DIRECTIVE
Report how many lines of the entries below contain the word "JSON", and nothing more.

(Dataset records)
========
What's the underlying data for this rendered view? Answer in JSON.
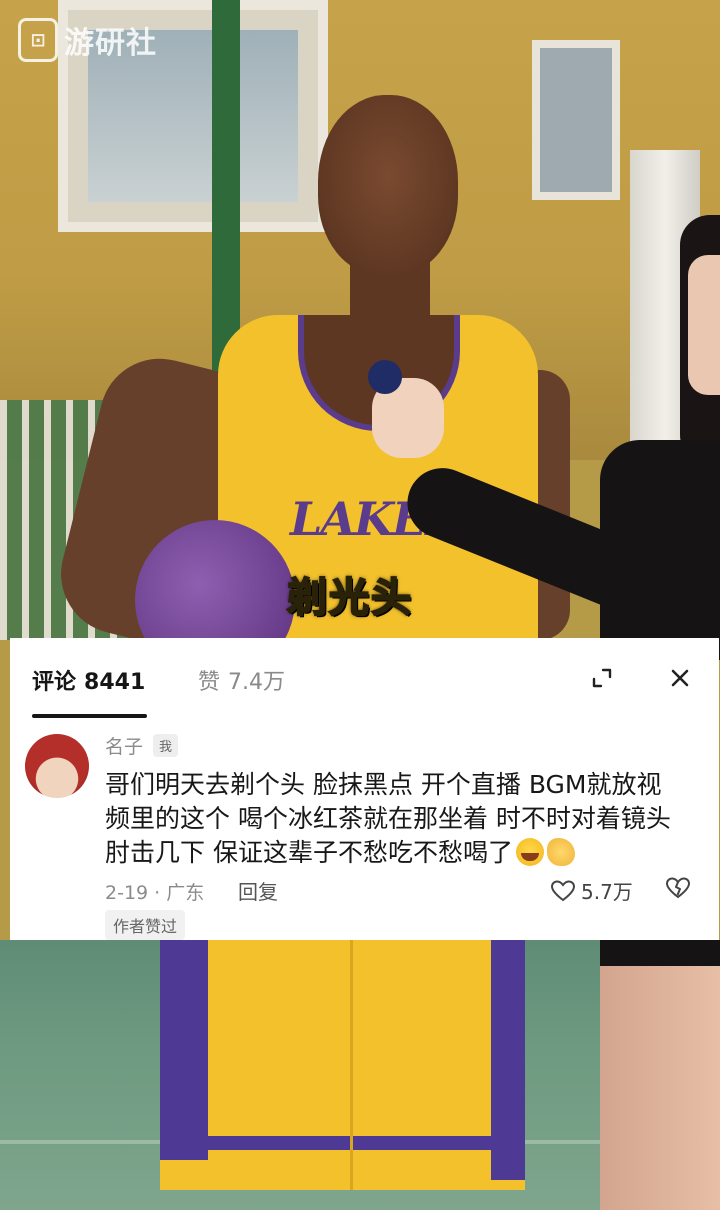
{
  "watermark": {
    "logo_glyph": "⊡",
    "text": "游研社"
  },
  "video": {
    "caption": "剃光头",
    "jersey_text": "LAKERS"
  },
  "comments_panel": {
    "tabs": [
      {
        "label": "评论",
        "count": "8441"
      },
      {
        "label": "赞",
        "count": "7.4万"
      }
    ],
    "expand_icon": "expand-icon",
    "close_icon": "close-icon"
  },
  "comment": {
    "username": "名子",
    "badge": "我",
    "text": "哥们明天去剃个头 脸抹黑点 开个直播 BGM就放视频里的这个 喝个冰红茶就在那坐着 时不时对着镜头肘击几下 保证这辈子不愁吃不愁喝了",
    "emojis": [
      "laughing-crying-emoji",
      "ok-hand-emoji"
    ],
    "date_location": "2-19 · 广东",
    "reply_label": "回复",
    "likes": "5.7万",
    "author_liked": "作者赞过"
  },
  "colors": {
    "caption_yellow": "#f5d22e",
    "jersey_yellow": "#f2c12c",
    "lakers_purple": "#5a3b8c",
    "sheet_bg": "#ffffff",
    "text_primary": "#161616",
    "text_secondary": "#8b8b8b"
  }
}
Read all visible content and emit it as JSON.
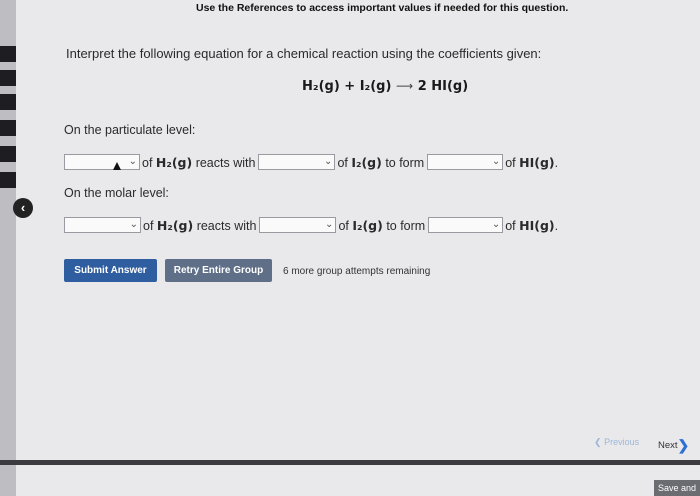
{
  "notice": "Use the References to access important values if needed for this question.",
  "prompt": "Interpret the following equation for a chemical reaction using the coefficients given:",
  "equation": {
    "left": "H₂(g) + I₂(g)",
    "arrow": "⟶",
    "right": "2 HI(g)"
  },
  "particulate": {
    "label": "On the particulate level:",
    "text1": "of ",
    "h2": "H₂(g)",
    "reacts": " reacts with",
    "text2": "of ",
    "i2": "I₂(g)",
    "form": " to form",
    "text3": "of ",
    "hi": "HI(g)",
    "end": "."
  },
  "molar": {
    "label": "On the molar level:",
    "text1": "of ",
    "h2": "H₂(g)",
    "reacts": " reacts with",
    "text2": "of ",
    "i2": "I₂(g)",
    "form": " to form",
    "text3": "of ",
    "hi": "HI(g)",
    "end": "."
  },
  "buttons": {
    "submit": "Submit Answer",
    "retry": "Retry Entire Group"
  },
  "attempts": "6 more group attempts remaining",
  "nav": {
    "previous": "Previous",
    "next": "Next"
  },
  "save": "Save and",
  "icons": {
    "collapse": "chevron-left-icon",
    "dropdown": "chevron-down-icon"
  },
  "colors": {
    "submit": "#2f5ea0",
    "retry": "#5f6f87"
  }
}
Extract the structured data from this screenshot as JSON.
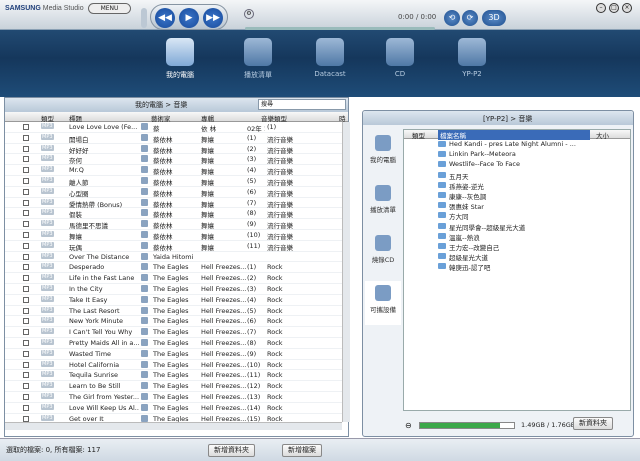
{
  "app": {
    "logo": "SAMSUNG",
    "logo_sub": "Media Studio",
    "menu": "MENU",
    "time": "0:00 / 0:00"
  },
  "nav": [
    {
      "label": "我的電腦"
    },
    {
      "label": "播放清單"
    },
    {
      "label": "Datacast"
    },
    {
      "label": "CD"
    },
    {
      "label": "YP-P2"
    }
  ],
  "left": {
    "breadcrumb": "我的電腦 > 音樂",
    "search_placeholder": "搜尋",
    "columns": [
      "類型",
      "標題",
      "藝術家",
      "專輯",
      "音樂類型",
      "時"
    ],
    "rows": [
      [
        "Love Love Love (Fe...",
        "蔡",
        "依  林",
        "02年  1  ...",
        "(1)",
        ""
      ],
      [
        "開場白",
        "蔡依林",
        "舞孃",
        "(1)",
        "流行音樂",
        ""
      ],
      [
        "好好好",
        "蔡依林",
        "舞孃",
        "(2)",
        "流行音樂",
        ""
      ],
      [
        "奈何",
        "蔡依林",
        "舞孃",
        "(3)",
        "流行音樂",
        ""
      ],
      [
        "Mr.Q",
        "蔡依林",
        "舞孃",
        "(4)",
        "流行音樂",
        ""
      ],
      [
        "離人節",
        "蔡依林",
        "舞孃",
        "(5)",
        "流行音樂",
        ""
      ],
      [
        "心型圈",
        "蔡依林",
        "舞孃",
        "(6)",
        "流行音樂",
        ""
      ],
      [
        "愛情熱帶 (Bonus)",
        "蔡依林",
        "舞孃",
        "(7)",
        "流行音樂",
        ""
      ],
      [
        "假裝",
        "蔡依林",
        "舞孃",
        "(8)",
        "流行音樂",
        ""
      ],
      [
        "馬德里不思議",
        "蔡依林",
        "舞孃",
        "(9)",
        "流行音樂",
        ""
      ],
      [
        "舞孃",
        "蔡依林",
        "舞孃",
        "(10)",
        "流行音樂",
        ""
      ],
      [
        "玩偶",
        "蔡依林",
        "舞孃",
        "(11)",
        "流行音樂",
        ""
      ],
      [
        "Over The Distance",
        "Yaida Hitomi",
        "",
        "",
        "",
        ""
      ],
      [
        "Desperado",
        "The Eagles",
        "Hell Freezes...",
        "(1)",
        "Rock",
        ""
      ],
      [
        "Life in the Fast Lane",
        "The Eagles",
        "Hell Freezes...",
        "(2)",
        "Rock",
        ""
      ],
      [
        "In the City",
        "The Eagles",
        "Hell Freezes...",
        "(3)",
        "Rock",
        ""
      ],
      [
        "Take It Easy",
        "The Eagles",
        "Hell Freezes...",
        "(4)",
        "Rock",
        ""
      ],
      [
        "The Last Resort",
        "The Eagles",
        "Hell Freezes...",
        "(5)",
        "Rock",
        ""
      ],
      [
        "New York Minute",
        "The Eagles",
        "Hell Freezes...",
        "(6)",
        "Rock",
        ""
      ],
      [
        "I Can't Tell You Why",
        "The Eagles",
        "Hell Freezes...",
        "(7)",
        "Rock",
        ""
      ],
      [
        "Pretty Maids All in a...",
        "The Eagles",
        "Hell Freezes...",
        "(8)",
        "Rock",
        ""
      ],
      [
        "Wasted Time",
        "The Eagles",
        "Hell Freezes...",
        "(9)",
        "Rock",
        ""
      ],
      [
        "Hotel California",
        "The Eagles",
        "Hell Freezes...",
        "(10)",
        "Rock",
        ""
      ],
      [
        "Tequila Sunrise",
        "The Eagles",
        "Hell Freezes...",
        "(11)",
        "Rock",
        ""
      ],
      [
        "Learn to Be Still",
        "The Eagles",
        "Hell Freezes...",
        "(12)",
        "Rock",
        ""
      ],
      [
        "The Girl from Yester...",
        "The Eagles",
        "Hell Freezes...",
        "(13)",
        "Rock",
        ""
      ],
      [
        "Love Will Keep Us Al...",
        "The Eagles",
        "Hell Freezes...",
        "(14)",
        "Rock",
        ""
      ],
      [
        "Get over It",
        "The Eagles",
        "Hell Freezes...",
        "(15)",
        "Rock",
        ""
      ]
    ]
  },
  "right": {
    "breadcrumb": "[YP-P2] > 音樂",
    "tabs": [
      "我的電腦",
      "播放清單",
      "燒錄CD",
      "可攜設備"
    ],
    "columns": [
      "類型",
      "檔案名稱",
      "大小"
    ],
    "items": [
      "Hed Kandi - pres Late Night Alumni - ...",
      "Linkin Park--Meteora",
      "Westlife--Face To Face",
      "五月天",
      "孫燕姿-逆光",
      "康康--灰色調",
      "張惠妹 Star",
      "方大同",
      "星光同學會--超級星光大道",
      "溫嵐--熱浪",
      "王力宏--改變自己",
      "超級星光大道",
      "韓庚迅-認了吧"
    ],
    "storage": "1.49GB / 1.76GB",
    "new_folder": "新資料夾"
  },
  "status": {
    "text": "選取的檔案: 0, 所有檔案: 117",
    "new_folder": "新增資料夾",
    "new_file": "新增檔案"
  }
}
========
EXPECTED ANSWER
3